* [TEXT BLOCK]
---
The case targets Amazon’s European division along with four senior executives, marking one of the most significant tax-related investigations involving a global e-commerce platform in Europe.

Trial Push Despite Multi-Million Euro Settlement

The move comes even after Amazon reached a financial settlement with Italian tax authorities in December, agreeing to pay around ₹5,500 crore (€527 million), including interest, to resolve part of the dispute.

Typically, such settlements lead to the closure of criminal investigations. However, Milan prosecutors have opted to proceed, signaling a tougher stance on alleged corporate tax violations.

A preliminary hearing is expected in the coming months, where a judge will decide whether to formally indict the company and its executives or dismiss the case.

Allegations of VAT Evasion Through Marketplace Sellers

At the center of the investigation are claims that Amazon’s platform enabled non-European Union sellers to avoid paying value-added tax (VAT) on goods sold to Italian consumers between 2019 and 2021.

Prosecutors allege that the company’s marketplace structure allowed thousands of foreign vendors—many reportedly based in China—to operate without fully disclosing their identities or tax obligations. This, authorities argue, led to substantial VAT losses for the Italian government.

Under Italian law, online platforms facilitating sales can be held partially liable if third-party sellers fail to comply with tax requirements, a key point in the prosecution’s case.

Italian Government Named as Affected Party

In their filing, prosecutors identified Italy’s Economy Ministry as the injured party, citing significant financial damage resulting from the alleged tax evasion.

Legal experts say the outcome of the case could have wide-ranging implications across the European Union, where VAT systems are harmonized and similar compliance rules apply to digital marketplaces.

Multiple Investigations Add to Pressure

The VAT probe is just one of several legal challenges facing Amazon in Italy. The European Public Prosecutor’s Office is reportedly examining additional tax-related issues covering more recent years.
---
* [DATA SEGMENT]

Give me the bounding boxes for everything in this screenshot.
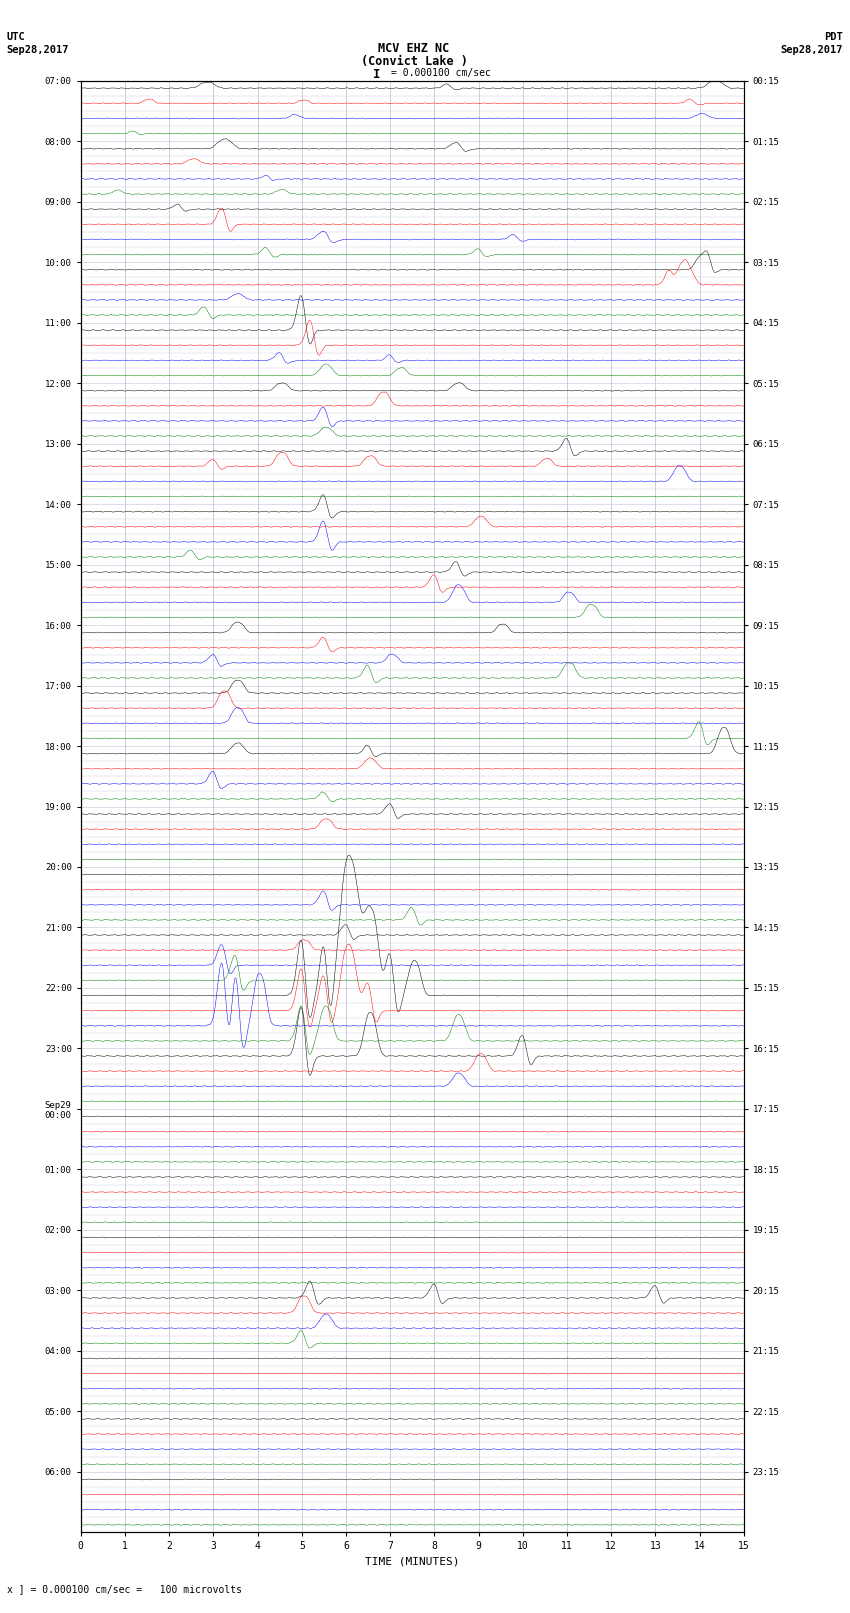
---
Extend the article on the Milan prosecutors' case against Amazon's European division beyond its final sentence.

* [THE ANSWER]
Meanwhile, Milan authorities are pursuing separate investigations into alleged customs fraud linked to imports from China and whether Amazon maintained an undeclared “permanent establishment” in Italy—potentially exposing it to higher tax liabilities.

In a separate regulatory action, Italy’s data protection authority recently ordered an Amazon unit to stop using personal data from over 1,800 employees at a warehouse near Rome.

Amazon Denies Allegations

Amazon has consistently denied wrongdoing and indicated it will strongly contest the allegations in court if the case proceeds. The company has also warned that prolonged legal uncertainty could impact investor confidence and Italy’s appeal as a destination for international business.

Broader Impact on Europe’s Digital Economy

If the case moves to trial, it could become a landmark moment for the regulation of global e-commerce platforms in Europe. Governments across the region are increasingly scrutinizing how digital marketplaces handle tax compliance, especially in cross-border transactions.

With online retail continuing to expand, regulators are under mounting pressure to ensure that multinational platforms and third-party sellers adhere to the same tax rules as traditional businesses.